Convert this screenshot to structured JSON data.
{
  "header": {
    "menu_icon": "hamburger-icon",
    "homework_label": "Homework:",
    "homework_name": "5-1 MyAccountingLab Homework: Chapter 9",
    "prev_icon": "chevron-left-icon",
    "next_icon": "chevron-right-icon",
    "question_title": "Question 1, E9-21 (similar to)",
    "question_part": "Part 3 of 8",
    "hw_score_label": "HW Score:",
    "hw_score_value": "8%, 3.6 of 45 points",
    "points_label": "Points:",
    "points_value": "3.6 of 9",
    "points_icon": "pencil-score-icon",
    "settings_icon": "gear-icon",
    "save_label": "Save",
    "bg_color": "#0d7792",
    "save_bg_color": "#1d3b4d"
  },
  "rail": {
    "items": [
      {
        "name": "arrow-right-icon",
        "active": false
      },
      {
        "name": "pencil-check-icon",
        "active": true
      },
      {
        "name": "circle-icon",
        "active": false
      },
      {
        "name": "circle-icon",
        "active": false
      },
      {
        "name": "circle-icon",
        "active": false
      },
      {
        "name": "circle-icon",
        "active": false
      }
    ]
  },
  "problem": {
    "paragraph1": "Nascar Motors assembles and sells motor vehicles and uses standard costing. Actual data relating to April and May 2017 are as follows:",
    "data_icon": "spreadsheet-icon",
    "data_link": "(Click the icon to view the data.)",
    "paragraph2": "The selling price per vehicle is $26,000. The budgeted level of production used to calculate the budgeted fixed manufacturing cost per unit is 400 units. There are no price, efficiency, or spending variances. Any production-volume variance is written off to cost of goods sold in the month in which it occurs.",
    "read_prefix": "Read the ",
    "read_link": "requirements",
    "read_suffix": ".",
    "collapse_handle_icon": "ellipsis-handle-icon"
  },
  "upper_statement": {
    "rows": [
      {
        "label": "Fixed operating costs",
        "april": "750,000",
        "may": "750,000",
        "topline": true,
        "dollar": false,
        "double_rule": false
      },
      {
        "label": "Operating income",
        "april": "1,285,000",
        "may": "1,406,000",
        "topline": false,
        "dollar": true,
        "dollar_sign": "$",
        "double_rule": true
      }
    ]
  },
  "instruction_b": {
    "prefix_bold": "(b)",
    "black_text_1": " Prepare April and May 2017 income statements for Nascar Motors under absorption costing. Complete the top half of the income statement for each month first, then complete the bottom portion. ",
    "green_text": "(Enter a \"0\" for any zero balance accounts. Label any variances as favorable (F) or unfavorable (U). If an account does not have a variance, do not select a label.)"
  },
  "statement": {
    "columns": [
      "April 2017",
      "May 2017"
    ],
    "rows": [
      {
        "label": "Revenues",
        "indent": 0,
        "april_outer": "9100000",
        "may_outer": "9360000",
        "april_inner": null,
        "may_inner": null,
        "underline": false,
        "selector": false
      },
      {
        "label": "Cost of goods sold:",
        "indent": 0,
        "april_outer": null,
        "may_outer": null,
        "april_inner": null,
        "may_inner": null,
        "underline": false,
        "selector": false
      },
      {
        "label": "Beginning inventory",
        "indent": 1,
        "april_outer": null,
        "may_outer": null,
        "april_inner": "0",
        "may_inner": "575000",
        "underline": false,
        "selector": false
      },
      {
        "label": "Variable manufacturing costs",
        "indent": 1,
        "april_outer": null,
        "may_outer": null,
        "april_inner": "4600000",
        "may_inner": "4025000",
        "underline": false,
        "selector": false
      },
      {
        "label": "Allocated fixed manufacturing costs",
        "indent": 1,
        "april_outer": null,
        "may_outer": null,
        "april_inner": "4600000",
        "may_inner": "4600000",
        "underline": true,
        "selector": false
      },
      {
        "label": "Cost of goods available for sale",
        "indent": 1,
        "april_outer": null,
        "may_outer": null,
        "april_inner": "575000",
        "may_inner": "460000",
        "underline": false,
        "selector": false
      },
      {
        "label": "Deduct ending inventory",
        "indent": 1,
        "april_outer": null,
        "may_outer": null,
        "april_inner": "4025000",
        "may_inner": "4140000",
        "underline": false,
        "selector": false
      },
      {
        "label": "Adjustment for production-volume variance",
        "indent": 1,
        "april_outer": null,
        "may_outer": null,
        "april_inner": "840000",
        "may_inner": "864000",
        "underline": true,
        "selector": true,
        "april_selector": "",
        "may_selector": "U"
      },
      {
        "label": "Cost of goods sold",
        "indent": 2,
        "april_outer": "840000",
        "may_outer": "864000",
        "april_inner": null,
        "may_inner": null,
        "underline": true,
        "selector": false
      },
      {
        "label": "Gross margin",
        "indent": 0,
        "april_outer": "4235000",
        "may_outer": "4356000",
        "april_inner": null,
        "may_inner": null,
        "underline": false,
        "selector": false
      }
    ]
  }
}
+ + + + +
WHAT IS BEING ASKED:
Count how many lines of the data include the word "pencil". Your reply should be that number alone.

REPLY TO THE EXERCISE:
2